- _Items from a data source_
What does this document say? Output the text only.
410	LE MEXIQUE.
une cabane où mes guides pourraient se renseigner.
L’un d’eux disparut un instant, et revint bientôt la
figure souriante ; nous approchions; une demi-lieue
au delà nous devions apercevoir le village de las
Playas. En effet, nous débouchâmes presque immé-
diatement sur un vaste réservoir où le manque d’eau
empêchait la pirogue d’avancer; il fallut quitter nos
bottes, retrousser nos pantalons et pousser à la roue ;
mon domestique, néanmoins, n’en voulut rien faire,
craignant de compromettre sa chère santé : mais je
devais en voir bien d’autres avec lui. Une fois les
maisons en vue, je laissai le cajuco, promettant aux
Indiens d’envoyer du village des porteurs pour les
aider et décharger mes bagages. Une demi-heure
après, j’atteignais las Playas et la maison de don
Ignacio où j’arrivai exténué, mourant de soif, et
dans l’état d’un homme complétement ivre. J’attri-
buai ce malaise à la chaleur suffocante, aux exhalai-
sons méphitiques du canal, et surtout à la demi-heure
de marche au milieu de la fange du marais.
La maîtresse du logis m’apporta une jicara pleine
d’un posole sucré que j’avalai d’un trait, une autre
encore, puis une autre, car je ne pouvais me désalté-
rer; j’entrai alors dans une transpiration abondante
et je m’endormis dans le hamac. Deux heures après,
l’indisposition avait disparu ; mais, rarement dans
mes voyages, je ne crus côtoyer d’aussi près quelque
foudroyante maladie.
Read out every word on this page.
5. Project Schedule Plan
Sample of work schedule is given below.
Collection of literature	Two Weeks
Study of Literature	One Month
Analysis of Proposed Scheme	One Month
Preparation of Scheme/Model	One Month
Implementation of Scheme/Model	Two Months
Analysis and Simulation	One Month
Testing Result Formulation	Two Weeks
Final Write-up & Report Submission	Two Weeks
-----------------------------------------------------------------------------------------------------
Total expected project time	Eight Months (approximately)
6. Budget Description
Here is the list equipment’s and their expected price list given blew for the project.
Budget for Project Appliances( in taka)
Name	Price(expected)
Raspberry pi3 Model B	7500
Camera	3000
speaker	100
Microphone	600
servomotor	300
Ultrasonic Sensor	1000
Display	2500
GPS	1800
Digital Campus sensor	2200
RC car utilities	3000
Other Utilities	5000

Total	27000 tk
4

- _What is being asked_
Give again, word for word, every line from the one holding "Read out every word on this page." to the end of the data.

- _Task response_
Read out every word on this page.
5. Project Schedule Plan
Sample of work schedule is given below.
Collection of literature	Two Weeks
Study of Literature	One Month
Analysis of Proposed Scheme	One Month
Preparation of Scheme/Model	One Month
Implementation of Scheme/Model	Two Months
Analysis and Simulation	One Month
Testing Result Formulation	Two Weeks
Final Write-up & Report Submission	Two Weeks
-----------------------------------------------------------------------------------------------------
Total expected project time	Eight Months (approximately)
6. Budget Description
Here is the list equipment’s and their expected price list given blew for the project.
Budget for Project Appliances( in taka)
Name	Price(expected)
Raspberry pi3 Model B	7500
Camera	3000
speaker	100
Microphone	600
servomotor	300
Ultrasonic Sensor	1000
Display	2500
GPS	1800
Digital Campus sensor	2200
RC car utilities	3000
Other Utilities	5000

Total	27000 tk
4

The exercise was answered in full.